QUOTED PASSAGE
Reinforcement Learning is subfield of machine learning that is focused on behaviour of an agent in an environment when it is interacted with it. Being fairly new field, RL has shown some of very important breakthroughs in machine learning domain. Reinforcement Learning builds up on a very simple concept and expand across it.

Concept Behind Reinforcement Learning

Intuition behing RL is very simple. It can be explained as follow.

  1. Initialise a software agent (Presumably a neural network)
  2. Make agent interact with the environment (Make an action)
  3. Collect the reward and the new state of the environment (scores of a game and frame of the game after we take the action)
  4. Improve the agent to get better rewards over time The whole subfield of reinforcement learning build up upone the afore mentioned concepts and the rest of the theory build up on that basis

Basic concept of RL

Types of Reinforcement Learning

  1. Value Iteration Methods
  2. Policy Iteration Methods
  3. Model Based Methods

Before we dive deep into the rabbit hole

Though the concepts behind these approaches for reinforcement learning methods are quite simple it's quite easy to get lost(been there). In order to have a good understanding about the concepts, getting familiar with the specific terminology is mandatory.

State(St): Information about the environment at time t
Action(At): Action agent took at the time t
Action Probability of given state(P(a|s)t):

1. Value Based Methods (Q-value methods)

SUPPLIED MATERIAL
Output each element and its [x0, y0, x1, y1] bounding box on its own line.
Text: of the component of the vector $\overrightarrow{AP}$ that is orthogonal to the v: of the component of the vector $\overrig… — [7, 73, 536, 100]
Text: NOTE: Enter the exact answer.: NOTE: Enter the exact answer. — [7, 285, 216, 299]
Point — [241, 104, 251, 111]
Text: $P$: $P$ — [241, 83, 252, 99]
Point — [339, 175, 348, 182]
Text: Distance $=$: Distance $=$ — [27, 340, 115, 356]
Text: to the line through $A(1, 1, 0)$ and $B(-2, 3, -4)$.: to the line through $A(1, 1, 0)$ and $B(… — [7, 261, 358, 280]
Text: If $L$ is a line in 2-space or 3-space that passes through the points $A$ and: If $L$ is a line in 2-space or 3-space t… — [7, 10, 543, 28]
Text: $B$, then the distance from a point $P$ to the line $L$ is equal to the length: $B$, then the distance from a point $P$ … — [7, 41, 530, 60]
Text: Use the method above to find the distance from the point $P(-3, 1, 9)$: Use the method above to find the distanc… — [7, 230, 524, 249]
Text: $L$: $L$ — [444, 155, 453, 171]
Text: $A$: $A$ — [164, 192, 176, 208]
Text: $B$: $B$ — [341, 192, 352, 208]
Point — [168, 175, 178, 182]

PARTS OF THE EXERCISE
A. Answer these from the reinforcement learning overview, one line each:
(i) In the four-step intuition, what does the agent collect after it acts?
(ii) Which three types of reinforcement learning are listed?
(iii) How does the overview define State(St)?
B. Reproduce the reinforcement learning overview word for word from "Intuition behing RL" to "(Make an action)".
C. Write the next part of the reinforcement learning overview, picking up after its final heading.

RESULTS BY TASK
A.
(i) The reward and the new state of the environment.
(ii) Value Iteration Methods, Policy Iteration Methods, and Model Based Methods.
(iii) Information about the environment at time t.

B.
Intuition behing RL is very simple. It can be explained as follow.

  1. Initialise a software agent (Presumably a neural network)
  2. Make agent interact with the environment (Make an action)

C.
Value based methods focus on approximating the values of a states and taking the optimal actions in order to gain a good trajectory in order to maximize rewards.

2. Policy Iteration Methods

Unlike value based methods, policy methods focus on approximating the trajectory in which the actions should be taken directly, in order to maximize the expected return.

3. Model Based Methods

Model based methods try to approximate the dynamics of the environment in order for agent to chose optimal action trajectory.

Policy iteration methods

Policy iteration methods have been getting so much attention recently. The reason behind the attention on policy iteration method is because policy gradient methods are relatively easier to implement and they are optimized to the required goal rather than predicting value of the current state to decide the optimal action (Value Iteration).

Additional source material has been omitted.